Fragmento del texto ▸
A la más negra y terrorífica historia de España ha quedado ligado aquel enfrentamiento mítico, tantas veces descrito, entre don Miguel de Unamuno y el general Millán Astray. Ese grito del «¡Viva la muerte»!, que sonó a funesta descripción del momento histórico, y ese «venceréis, pero no convenceréis», del viejo pensador, que expiraría poco tiempo después por pura desilusión ante aquel país bárbaro y asesino. España, 1936.
¿Qué clase de persona puede hacer de tal necrófilo grito su divisa? Quizás alguien que pareciese más muerto que vivo. El general José Millán Astray, fundador de la Legión, tuerto, manco y mutilado, casi un cadáver viviente al servicio de la nueva España de Franco.
Pero lejos de la boutade sin sentido y bárbara, que es como ha pasado a la historia para muchos, aquel grito no era casual, sino que contenía una intención concreta, bajo la que subyacía un modo de encarar la existencia, una filosofía que se remontaba a la fundación del Tercio de Extranjeros, nombre primigenio de lo que hoy conocemos como la Legión.
Al general se le encargó en 1920 la creación de un cuerpo de élite, a imagen de la Legión Extranjera francesa, a la que destinar las misiones más arriesgadas dentro de una guerra colonial, la de Marruecos, que se llevaba miles de vidas de jóvenes reclutas, sin preparación ni ganas de combate. ¿Pero cómo movilizar a un puñado de jóvenes, españoles y extranjeros, la mayoría desarraigados, mercenarios y con un pasado oscuro?
Sólo se podía ofrecer una recompensa ante tal riesgo: el valor hasta su máximo grado, el sacrificio hasta la gloria, con la muerte como más digno premio. Se impuso así la necesidad de crear una mística, un espíritu que aglutinase a gentes de diversa procedencia y les proporcionase un ideal colectivo capaz de incitarles a la lucha en la más desesperada de las situaciones.
Fue así como Millán Astray creó un código de honor, el «credo legionario», con una serie de doce mandamientos, o «espíritus», que deben ser memorizados y aplicados por todos los caballeros legionarios. De entre esos espíritus (compañerismo, combate, disciplina…), destaca sin duda el de la muerte: «El morir en el combate es el mayor honor. No se muere más que una vez. La muerte llega sin dolor...»
Esa creencia en la muerte como salvación proviene, como él mismo fundador reconoció, del Bushido, el conjunto de normas que rigen el comportamiento de los antiguos samuráis. Entre sus máximas indica: «El camino del samurái se encuentra en la muerte», ya que cuando el guerrero acepta su trágico final, realiza sus acciones según un principio y no guiado por el miedo. He ahí el porqué de ese noviazgo con la muerte del legionario, más cercano a la compostura estoica ante el peligro del budismo, o de la arrogancia sintoísta ante el más allá, que de una actitud cristiana, como analizan Rafael y Elena Núñez en la obra «¡Viva la muerte!”

Acciones requeridas ▸
A. En el fragmento sobre Millán Astray, ¿por qué se dice que el camino del samurái se encuentra en la muerte? Responde en una a tres oraciones.
B. Repite al pie de la letra el fragmento sobre Millán Astray desde "Al general se" hasta "de las situaciones.".

Extractos de líneas ▸
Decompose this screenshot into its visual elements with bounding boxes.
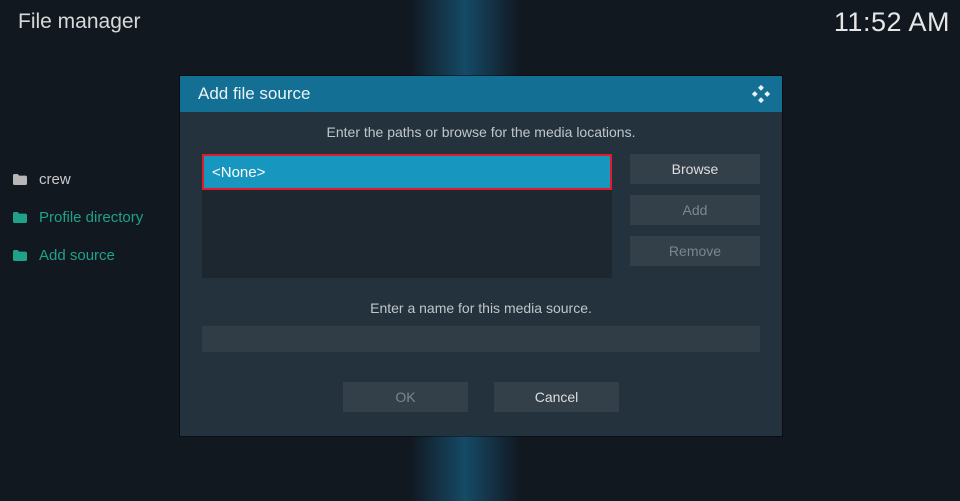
- sidebar-item-label: Profile directory: [39, 209, 143, 226]
- cancel-button[interactable]: Cancel: [494, 382, 619, 412]
- folder-icon: [13, 174, 27, 185]
- sidebar-item-crew[interactable]: crew: [8, 160, 148, 198]
- path-action-buttons: Browse Add Remove: [630, 154, 760, 278]
- folder-icon: [13, 250, 27, 261]
- paths-list[interactable]: <None>: [202, 154, 612, 278]
- folder-icon: [13, 212, 27, 223]
- sidebar: crew Profile directory Add source: [8, 160, 148, 274]
- kodi-logo-icon: [750, 83, 772, 105]
- remove-button[interactable]: Remove: [630, 236, 760, 266]
- source-name-input[interactable]: [202, 326, 760, 352]
- dialog-title: Add file source: [198, 84, 310, 104]
- ok-button[interactable]: OK: [343, 382, 468, 412]
- paths-instruction: Enter the paths or browse for the media …: [202, 124, 760, 140]
- sidebar-item-label: crew: [39, 171, 71, 188]
- dialog-body: Enter the paths or browse for the media …: [180, 112, 782, 436]
- sidebar-item-add-source[interactable]: Add source: [8, 236, 148, 274]
- paths-row: <None> Browse Add Remove: [202, 154, 760, 278]
- path-entry-selected[interactable]: <None>: [202, 154, 612, 190]
- top-bar: File manager 11:52 AM: [0, 0, 960, 44]
- sidebar-item-profile-directory[interactable]: Profile directory: [8, 198, 148, 236]
- browse-button[interactable]: Browse: [630, 154, 760, 184]
- clock: 11:52 AM: [834, 7, 950, 38]
- add-file-source-dialog: Add file source Enter the paths or brows…: [180, 76, 782, 436]
- page-title: File manager: [18, 10, 141, 34]
- sidebar-item-label: Add source: [39, 247, 115, 264]
- add-button[interactable]: Add: [630, 195, 760, 225]
- dialog-header: Add file source: [180, 76, 782, 112]
- path-entry-value: <None>: [212, 164, 265, 181]
- name-instruction: Enter a name for this media source.: [202, 300, 760, 316]
- dialog-footer-buttons: OK Cancel: [202, 382, 760, 412]
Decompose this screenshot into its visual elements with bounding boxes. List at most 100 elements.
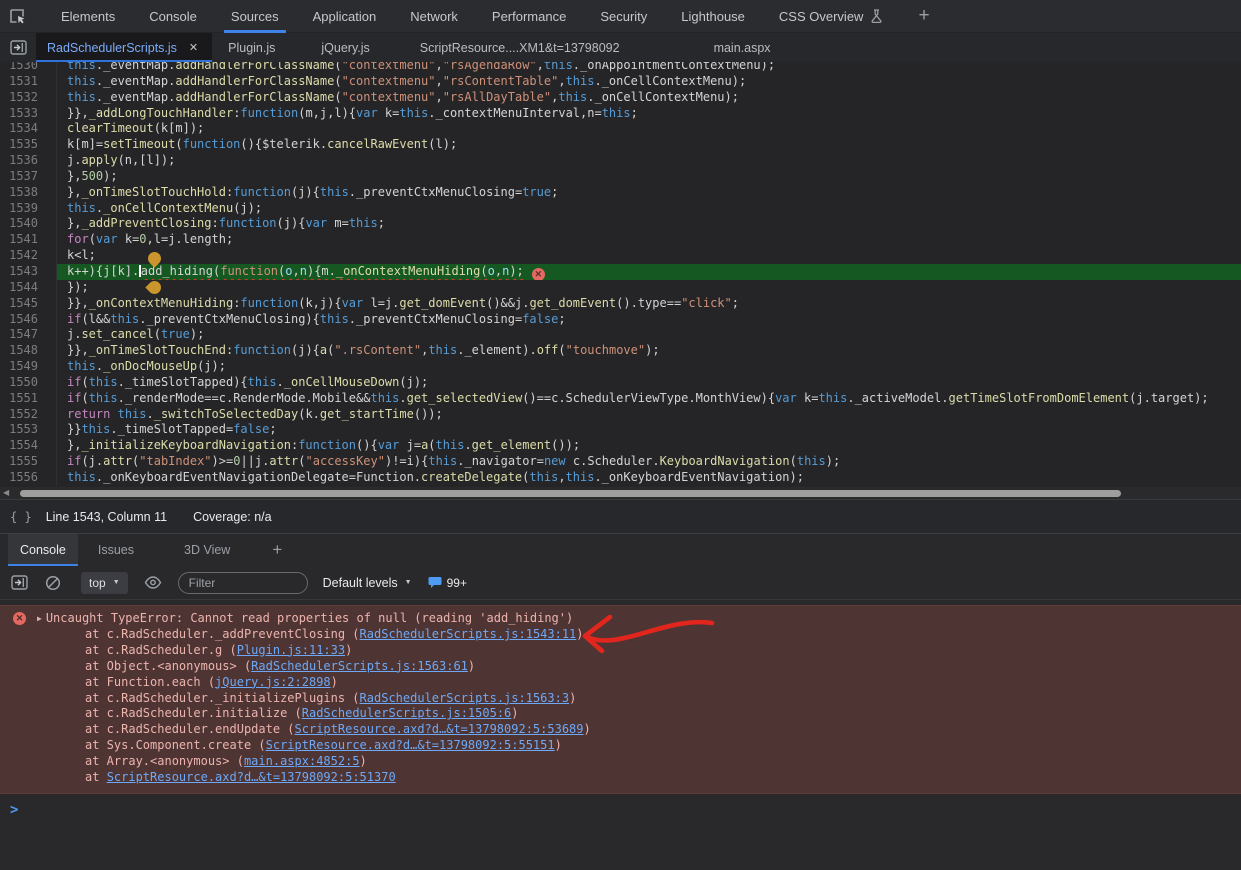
line-number[interactable]: 1551 — [0, 391, 57, 407]
drawer-tab-console[interactable]: Console — [8, 534, 78, 566]
line-number[interactable]: 1550 — [0, 375, 57, 391]
add-panel-button[interactable]: + — [904, 0, 943, 33]
tab-console[interactable]: Console — [136, 0, 210, 33]
code-line[interactable]: 1555if(j.attr("tabIndex")>=0||j.attr("ac… — [0, 454, 1241, 470]
tab-network[interactable]: Network — [397, 0, 471, 33]
disclosure-triangle-icon[interactable]: ▶ — [37, 611, 42, 627]
create-live-expression-button[interactable] — [141, 576, 165, 589]
code-line[interactable]: 1549this._onDocMouseUp(j); — [0, 359, 1241, 375]
horizontal-scrollbar[interactable]: ◀ — [0, 487, 1241, 499]
source-location-link[interactable]: ScriptResource.axd?d…&t=13798092:5:55151 — [266, 738, 555, 752]
tab-sources[interactable]: Sources — [218, 0, 292, 33]
line-number[interactable]: 1545 — [0, 296, 57, 312]
code-line[interactable]: 1552return this._switchToSelectedDay(k.g… — [0, 407, 1241, 423]
log-levels-dropdown[interactable]: Default levels ▼ — [323, 576, 412, 590]
clear-console-button[interactable] — [38, 575, 68, 591]
line-number[interactable]: 1547 — [0, 327, 57, 343]
file-tab-jquery[interactable]: jQuery.js — [305, 33, 385, 62]
code-line[interactable]: 1544}); — [0, 280, 1241, 296]
line-number[interactable]: 1533 — [0, 106, 57, 122]
tab-security[interactable]: Security — [587, 0, 660, 33]
line-number[interactable]: 1548 — [0, 343, 57, 359]
source-location-link[interactable]: RadSchedulerScripts.js:1543:11 — [360, 627, 577, 641]
tab-elements[interactable]: Elements — [48, 0, 128, 33]
code-line[interactable]: 1543k++){j[k].add_hiding(function(o,n){m… — [0, 264, 1241, 280]
code-line[interactable]: 1534clearTimeout(k[m]); — [0, 121, 1241, 137]
line-number[interactable]: 1537 — [0, 169, 57, 185]
console-prompt-row[interactable]: > — [0, 794, 1241, 818]
source-location-link[interactable]: RadSchedulerScripts.js:1563:3 — [360, 691, 570, 705]
line-number[interactable]: 1554 — [0, 438, 57, 454]
code-line[interactable]: 1536j.apply(n,[l]); — [0, 153, 1241, 169]
code-line[interactable]: 1547j.set_cancel(true); — [0, 327, 1241, 343]
line-number[interactable]: 1535 — [0, 137, 57, 153]
scrollbar-thumb[interactable] — [20, 490, 1121, 497]
line-number[interactable]: 1536 — [0, 153, 57, 169]
code-line[interactable]: 1551if(this._renderMode==c.RenderMode.Mo… — [0, 391, 1241, 407]
line-number[interactable]: 1534 — [0, 121, 57, 137]
line-number[interactable]: 1542 — [0, 248, 57, 264]
code-editor[interactable]: 1530this._eventMap.addHandlerForClassNam… — [0, 62, 1241, 487]
tab-performance[interactable]: Performance — [479, 0, 579, 33]
drawer-tab-3d-view[interactable]: 3D View — [172, 534, 242, 566]
tab-application[interactable]: Application — [300, 0, 390, 33]
tab-css-overview[interactable]: CSS Overview — [766, 0, 897, 33]
javascript-context-selector[interactable]: top ▼ — [81, 572, 128, 594]
code-line[interactable]: 1539this._onCellContextMenu(j); — [0, 201, 1241, 217]
code-line[interactable]: 1535k[m]=setTimeout(function(){$telerik.… — [0, 137, 1241, 153]
source-location-link[interactable]: jQuery.js:2:2898 — [215, 675, 331, 689]
line-number[interactable]: 1555 — [0, 454, 57, 470]
source-location-link[interactable]: main.aspx:4852:5 — [244, 754, 360, 768]
line-number[interactable]: 1544 — [0, 280, 57, 296]
file-tab-plugin[interactable]: Plugin.js — [212, 33, 291, 62]
filter-input[interactable] — [178, 572, 308, 594]
line-number[interactable]: 1549 — [0, 359, 57, 375]
toggle-navigator-button[interactable] — [0, 33, 36, 62]
code-line[interactable]: 1554},_initializeKeyboardNavigation:func… — [0, 438, 1241, 454]
close-icon[interactable]: ✕ — [186, 40, 201, 55]
line-number[interactable]: 1540 — [0, 216, 57, 232]
code-line[interactable]: 1548}},_onTimeSlotTouchEnd:function(j){a… — [0, 343, 1241, 359]
line-number[interactable]: 1546 — [0, 312, 57, 328]
source-location-link[interactable]: RadSchedulerScripts.js:1563:61 — [251, 659, 468, 673]
source-location-link[interactable]: ScriptResource.axd?d…&t=13798092:5:53689 — [295, 722, 584, 736]
code-line[interactable]: 1531this._eventMap.addHandlerForClassNam… — [0, 74, 1241, 90]
code-line[interactable]: 1541for(var k=0,l=j.length; — [0, 232, 1241, 248]
line-number[interactable]: 1531 — [0, 74, 57, 90]
inspect-element-button[interactable] — [0, 0, 34, 33]
add-drawer-tab-button[interactable]: + — [264, 534, 290, 566]
line-number[interactable]: 1541 — [0, 232, 57, 248]
line-number[interactable]: 1539 — [0, 201, 57, 217]
line-number[interactable]: 1532 — [0, 90, 57, 106]
line-number[interactable]: 1552 — [0, 407, 57, 423]
toggle-console-sidebar-button[interactable] — [0, 575, 38, 590]
code-line[interactable]: 1532this._eventMap.addHandlerForClassNam… — [0, 90, 1241, 106]
line-number[interactable]: 1553 — [0, 422, 57, 438]
code-line[interactable]: 1533}},_addLongTouchHandler:function(m,j… — [0, 106, 1241, 122]
inline-error-badge-icon[interactable]: ✕ — [532, 268, 545, 280]
pretty-print-button[interactable]: { } — [0, 510, 46, 524]
source-location-link[interactable]: ScriptResource.axd?d…&t=13798092:5:51370 — [107, 770, 396, 784]
code-line[interactable]: 1530this._eventMap.addHandlerForClassNam… — [0, 62, 1241, 74]
tab-lighthouse[interactable]: Lighthouse — [668, 0, 758, 33]
code-line[interactable]: 1542k<l; — [0, 248, 1241, 264]
source-location-link[interactable]: Plugin.js:11:33 — [237, 643, 345, 657]
drawer-tab-issues[interactable]: Issues — [86, 534, 146, 566]
code-line[interactable]: 1537},500); — [0, 169, 1241, 185]
line-number[interactable]: 1538 — [0, 185, 57, 201]
file-tab-radschedulerscripts[interactable]: RadSchedulerScripts.js ✕ — [36, 33, 212, 62]
code-line[interactable]: 1550if(this._timeSlotTapped){this._onCel… — [0, 375, 1241, 391]
code-line[interactable]: 1538},_onTimeSlotTouchHold:function(j){t… — [0, 185, 1241, 201]
code-line[interactable]: 1553}}this._timeSlotTapped=false; — [0, 422, 1241, 438]
file-tab-main-aspx[interactable]: main.aspx — [698, 33, 787, 62]
code-line[interactable]: 1556this._onKeyboardEventNavigationDeleg… — [0, 470, 1241, 486]
code-line[interactable]: 1546if(l&&this._preventCtxMenuClosing){t… — [0, 312, 1241, 328]
code-line[interactable]: 1540},_addPreventClosing:function(j){var… — [0, 216, 1241, 232]
line-number[interactable]: 1543 — [0, 264, 57, 280]
source-location-link[interactable]: RadSchedulerScripts.js:1505:6 — [302, 706, 512, 720]
line-number[interactable]: 1556 — [0, 470, 57, 486]
scroll-left-icon[interactable]: ◀ — [3, 488, 9, 497]
code-line[interactable]: 1545}},_onContextMenuHiding:function(k,j… — [0, 296, 1241, 312]
file-tab-scriptresource[interactable]: ScriptResource....XM1&t=13798092 — [404, 33, 636, 62]
line-number[interactable]: 1530 — [0, 62, 57, 74]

Resultados obtenidos ▸
A. Porque cuando el guerrero acepta su trágico final, realiza sus acciones según un principio y no guiado por el miedo. De ahí procede el noviazgo del legionario con la muerte.

B.
Al general se le encargó en 1920 la creación de un cuerpo de élite, a imagen de la Legión Extranjera francesa, a la que destinar las misiones más arriesgadas dentro de una guerra colonial, la de Marruecos, que se llevaba miles de vidas de jóvenes reclutas, sin preparación ni ganas de combate. ¿Pero cómo movilizar a un puñado de jóvenes, españoles y extranjeros, la mayoría desarraigados, mercenarios y con un pasado oscuro?
Sólo se podía ofrecer una recompensa ante tal riesgo: el valor hasta su máximo grado, el sacrificio hasta la gloria, con la muerte como más digno premio. Se impuso así la necesidad de crear una mística, un espíritu que aglutinase a gentes de diversa procedencia y les proporcionase un ideal colectivo capaz de incitarles a la lucha en la más desesperada de las situaciones.